== Data ==
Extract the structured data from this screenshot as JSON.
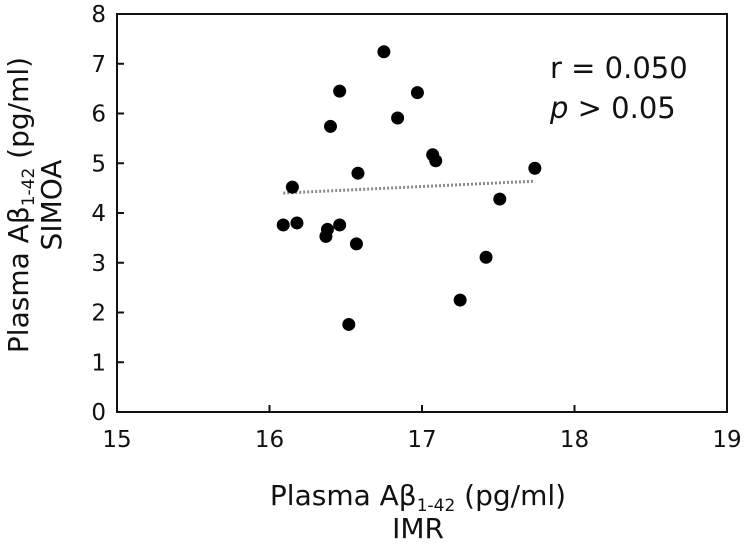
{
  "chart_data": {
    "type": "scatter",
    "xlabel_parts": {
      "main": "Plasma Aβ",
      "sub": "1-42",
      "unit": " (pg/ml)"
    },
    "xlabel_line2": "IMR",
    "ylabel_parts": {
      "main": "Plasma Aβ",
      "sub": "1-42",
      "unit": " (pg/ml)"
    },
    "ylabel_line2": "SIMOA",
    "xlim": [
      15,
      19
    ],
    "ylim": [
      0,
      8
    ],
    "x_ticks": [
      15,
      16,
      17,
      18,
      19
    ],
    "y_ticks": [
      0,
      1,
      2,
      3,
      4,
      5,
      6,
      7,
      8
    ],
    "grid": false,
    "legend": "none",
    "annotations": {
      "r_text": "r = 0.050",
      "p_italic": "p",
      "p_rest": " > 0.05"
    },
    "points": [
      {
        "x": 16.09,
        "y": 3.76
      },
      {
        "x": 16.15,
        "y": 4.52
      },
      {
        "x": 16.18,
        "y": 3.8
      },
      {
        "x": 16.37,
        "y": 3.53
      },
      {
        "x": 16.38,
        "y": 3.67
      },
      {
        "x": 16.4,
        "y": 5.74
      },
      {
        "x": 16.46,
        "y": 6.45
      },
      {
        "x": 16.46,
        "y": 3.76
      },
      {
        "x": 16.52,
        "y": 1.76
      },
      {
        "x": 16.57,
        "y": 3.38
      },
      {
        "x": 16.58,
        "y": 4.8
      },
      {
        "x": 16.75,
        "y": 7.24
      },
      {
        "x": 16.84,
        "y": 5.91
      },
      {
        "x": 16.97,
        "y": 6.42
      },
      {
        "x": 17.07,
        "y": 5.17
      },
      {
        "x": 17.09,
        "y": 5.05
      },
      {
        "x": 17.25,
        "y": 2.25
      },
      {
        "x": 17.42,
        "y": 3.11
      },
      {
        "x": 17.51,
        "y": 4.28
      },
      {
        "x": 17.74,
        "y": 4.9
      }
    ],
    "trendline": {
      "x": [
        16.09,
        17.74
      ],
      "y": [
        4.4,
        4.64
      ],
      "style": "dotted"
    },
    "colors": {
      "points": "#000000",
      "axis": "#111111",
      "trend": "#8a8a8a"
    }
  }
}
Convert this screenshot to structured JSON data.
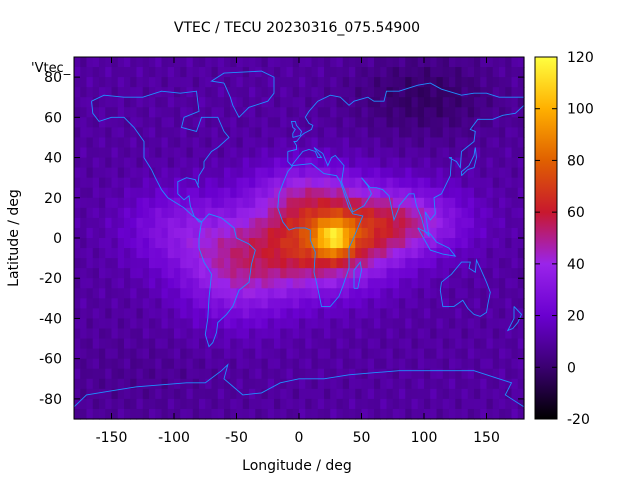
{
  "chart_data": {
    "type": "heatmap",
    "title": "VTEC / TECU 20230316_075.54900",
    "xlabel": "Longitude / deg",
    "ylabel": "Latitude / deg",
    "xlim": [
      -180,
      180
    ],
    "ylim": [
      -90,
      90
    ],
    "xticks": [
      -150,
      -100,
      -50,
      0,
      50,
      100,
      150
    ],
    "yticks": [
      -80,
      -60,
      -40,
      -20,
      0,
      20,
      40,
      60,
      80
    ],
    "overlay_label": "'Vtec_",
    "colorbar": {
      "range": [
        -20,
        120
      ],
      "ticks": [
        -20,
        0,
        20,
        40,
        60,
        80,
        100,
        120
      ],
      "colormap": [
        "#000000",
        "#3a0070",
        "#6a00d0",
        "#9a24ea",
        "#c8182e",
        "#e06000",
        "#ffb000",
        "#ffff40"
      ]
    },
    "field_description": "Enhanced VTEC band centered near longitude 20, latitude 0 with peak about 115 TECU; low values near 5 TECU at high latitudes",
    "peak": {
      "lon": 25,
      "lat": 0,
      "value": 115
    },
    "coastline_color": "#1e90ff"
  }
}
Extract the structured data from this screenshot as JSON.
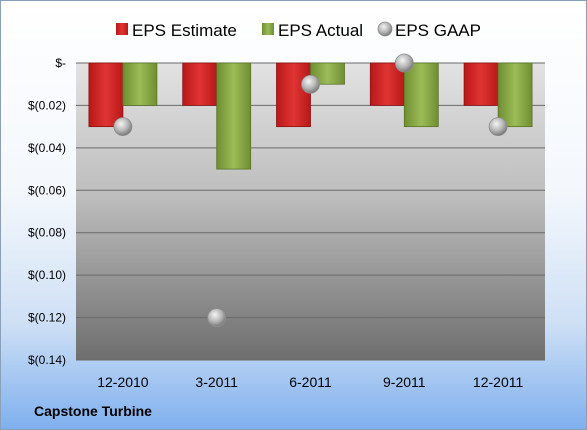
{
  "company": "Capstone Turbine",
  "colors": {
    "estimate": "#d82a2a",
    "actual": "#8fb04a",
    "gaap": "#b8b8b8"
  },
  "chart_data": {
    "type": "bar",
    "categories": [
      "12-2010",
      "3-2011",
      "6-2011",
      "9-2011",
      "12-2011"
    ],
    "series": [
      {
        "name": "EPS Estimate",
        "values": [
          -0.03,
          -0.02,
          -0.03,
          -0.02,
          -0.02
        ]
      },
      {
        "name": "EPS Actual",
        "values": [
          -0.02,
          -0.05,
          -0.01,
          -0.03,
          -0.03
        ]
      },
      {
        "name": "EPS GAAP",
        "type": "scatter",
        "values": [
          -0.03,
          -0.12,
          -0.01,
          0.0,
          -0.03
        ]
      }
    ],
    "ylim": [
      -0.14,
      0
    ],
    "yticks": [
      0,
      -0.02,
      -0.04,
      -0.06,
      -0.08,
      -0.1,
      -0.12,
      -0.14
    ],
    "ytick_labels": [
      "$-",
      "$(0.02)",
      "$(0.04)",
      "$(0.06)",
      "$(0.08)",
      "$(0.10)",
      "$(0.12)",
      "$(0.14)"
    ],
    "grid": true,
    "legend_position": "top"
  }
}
===
• Stated goal
Check each line of the records for the string "peak" and state how many lines contain it. Give only the number.

• Solution to this task
2